■ Written task
Substitute "Belgian" for "Swiss" in the lines starting at the first line and ending at the line that contains "product-title: Dates with Swiss filling and cashew", and give those lines back with nothing else altered.
──────── Supplied material
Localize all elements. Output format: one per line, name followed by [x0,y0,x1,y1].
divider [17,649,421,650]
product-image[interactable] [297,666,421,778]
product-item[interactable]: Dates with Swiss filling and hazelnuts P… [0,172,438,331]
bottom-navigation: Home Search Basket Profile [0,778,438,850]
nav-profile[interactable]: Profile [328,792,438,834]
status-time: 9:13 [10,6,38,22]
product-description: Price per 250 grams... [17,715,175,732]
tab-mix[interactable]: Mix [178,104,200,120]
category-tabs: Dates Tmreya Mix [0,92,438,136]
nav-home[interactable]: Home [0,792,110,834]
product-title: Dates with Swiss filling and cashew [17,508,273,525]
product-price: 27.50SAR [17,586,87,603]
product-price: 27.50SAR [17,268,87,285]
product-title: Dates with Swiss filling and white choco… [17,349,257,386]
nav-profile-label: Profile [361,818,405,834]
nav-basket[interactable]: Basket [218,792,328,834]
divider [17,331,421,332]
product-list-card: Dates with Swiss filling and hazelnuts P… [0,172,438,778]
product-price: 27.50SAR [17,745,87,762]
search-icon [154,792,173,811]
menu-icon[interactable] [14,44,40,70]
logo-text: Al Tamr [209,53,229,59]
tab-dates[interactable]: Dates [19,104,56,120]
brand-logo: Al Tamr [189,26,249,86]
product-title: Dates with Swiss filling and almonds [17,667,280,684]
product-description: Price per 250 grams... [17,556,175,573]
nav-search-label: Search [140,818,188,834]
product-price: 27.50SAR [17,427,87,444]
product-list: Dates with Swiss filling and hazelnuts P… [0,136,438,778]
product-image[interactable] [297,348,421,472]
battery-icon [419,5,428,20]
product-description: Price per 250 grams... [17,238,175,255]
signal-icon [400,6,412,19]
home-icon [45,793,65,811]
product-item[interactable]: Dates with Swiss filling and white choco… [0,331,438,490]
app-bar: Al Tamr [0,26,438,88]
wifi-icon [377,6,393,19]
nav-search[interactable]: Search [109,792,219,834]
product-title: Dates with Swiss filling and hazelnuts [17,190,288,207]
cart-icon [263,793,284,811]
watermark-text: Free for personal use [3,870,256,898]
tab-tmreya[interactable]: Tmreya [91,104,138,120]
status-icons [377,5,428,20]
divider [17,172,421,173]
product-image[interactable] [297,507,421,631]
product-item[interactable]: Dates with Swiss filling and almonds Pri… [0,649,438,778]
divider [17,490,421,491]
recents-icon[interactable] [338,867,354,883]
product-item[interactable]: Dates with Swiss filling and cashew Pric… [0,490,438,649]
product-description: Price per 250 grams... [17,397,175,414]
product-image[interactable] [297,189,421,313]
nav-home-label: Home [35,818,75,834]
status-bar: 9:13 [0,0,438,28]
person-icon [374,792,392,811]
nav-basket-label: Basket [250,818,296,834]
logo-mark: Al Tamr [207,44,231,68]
────────────────
■ Solution below
Localize all elements. Output format: one per line, name followed by [x0,y0,x1,y1].
divider [17,649,421,650]
product-image[interactable] [297,666,421,778]
product-item[interactable]: Dates with Belgian filling and hazelnuts P… [0,172,438,331]
bottom-navigation: Home Search Basket Profile [0,778,438,850]
nav-profile[interactable]: Profile [328,792,438,834]
status-time: 9:13 [10,6,38,22]
product-description: Price per 250 grams... [17,715,175,732]
tab-mix[interactable]: Mix [178,104,200,120]
category-tabs: Dates Tmreya Mix [0,92,438,136]
nav-home[interactable]: Home [0,792,110,834]
product-title: Dates with Belgian filling and cashew [17,508,273,525]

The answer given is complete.